[Structured figure records]
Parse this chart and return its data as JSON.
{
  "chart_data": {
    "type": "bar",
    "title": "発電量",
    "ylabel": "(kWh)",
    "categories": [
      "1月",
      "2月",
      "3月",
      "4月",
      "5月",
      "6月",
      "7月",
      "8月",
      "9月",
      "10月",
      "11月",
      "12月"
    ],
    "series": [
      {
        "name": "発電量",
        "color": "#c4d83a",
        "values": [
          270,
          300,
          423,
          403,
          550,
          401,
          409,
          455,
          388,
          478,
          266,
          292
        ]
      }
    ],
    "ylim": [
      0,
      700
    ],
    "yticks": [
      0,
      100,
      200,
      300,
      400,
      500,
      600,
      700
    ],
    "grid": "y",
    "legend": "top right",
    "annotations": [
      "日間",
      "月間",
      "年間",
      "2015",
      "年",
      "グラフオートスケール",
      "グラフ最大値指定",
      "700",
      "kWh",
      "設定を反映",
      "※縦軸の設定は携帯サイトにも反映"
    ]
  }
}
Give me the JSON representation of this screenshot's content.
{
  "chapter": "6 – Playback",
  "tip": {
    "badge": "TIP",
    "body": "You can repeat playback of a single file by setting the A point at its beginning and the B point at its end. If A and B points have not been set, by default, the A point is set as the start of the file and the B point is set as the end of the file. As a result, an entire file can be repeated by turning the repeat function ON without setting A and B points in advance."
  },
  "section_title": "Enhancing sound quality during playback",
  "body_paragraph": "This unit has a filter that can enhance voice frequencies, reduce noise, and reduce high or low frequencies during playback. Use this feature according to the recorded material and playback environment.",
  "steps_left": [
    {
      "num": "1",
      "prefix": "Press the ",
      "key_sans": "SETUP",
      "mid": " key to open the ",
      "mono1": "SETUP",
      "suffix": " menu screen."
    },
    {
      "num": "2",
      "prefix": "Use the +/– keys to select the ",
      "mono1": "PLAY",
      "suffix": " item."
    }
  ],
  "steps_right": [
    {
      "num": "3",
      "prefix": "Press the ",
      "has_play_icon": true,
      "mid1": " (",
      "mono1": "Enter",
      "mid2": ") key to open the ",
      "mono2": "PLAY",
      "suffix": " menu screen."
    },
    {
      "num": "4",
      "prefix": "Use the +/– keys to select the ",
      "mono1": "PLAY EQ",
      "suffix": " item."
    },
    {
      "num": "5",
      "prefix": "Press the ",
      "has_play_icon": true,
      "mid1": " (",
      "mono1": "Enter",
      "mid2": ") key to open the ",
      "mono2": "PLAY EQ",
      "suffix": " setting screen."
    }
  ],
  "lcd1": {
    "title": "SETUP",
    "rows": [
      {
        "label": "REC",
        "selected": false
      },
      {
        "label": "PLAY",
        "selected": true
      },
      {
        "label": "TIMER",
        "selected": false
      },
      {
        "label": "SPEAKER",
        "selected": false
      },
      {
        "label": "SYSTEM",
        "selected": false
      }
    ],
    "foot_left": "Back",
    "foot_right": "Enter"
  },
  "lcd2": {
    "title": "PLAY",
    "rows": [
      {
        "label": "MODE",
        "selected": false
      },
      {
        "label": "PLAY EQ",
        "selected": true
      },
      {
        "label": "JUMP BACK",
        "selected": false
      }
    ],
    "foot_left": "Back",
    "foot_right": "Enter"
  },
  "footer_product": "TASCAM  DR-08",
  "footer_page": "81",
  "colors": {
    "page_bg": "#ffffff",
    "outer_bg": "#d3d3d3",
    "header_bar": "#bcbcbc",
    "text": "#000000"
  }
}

- [WHAT TO WORK ON]:
Your answer should be a single number: the count of lines containing the word "SETUP".

- [RESULT OF THIS EXERCISE]:
3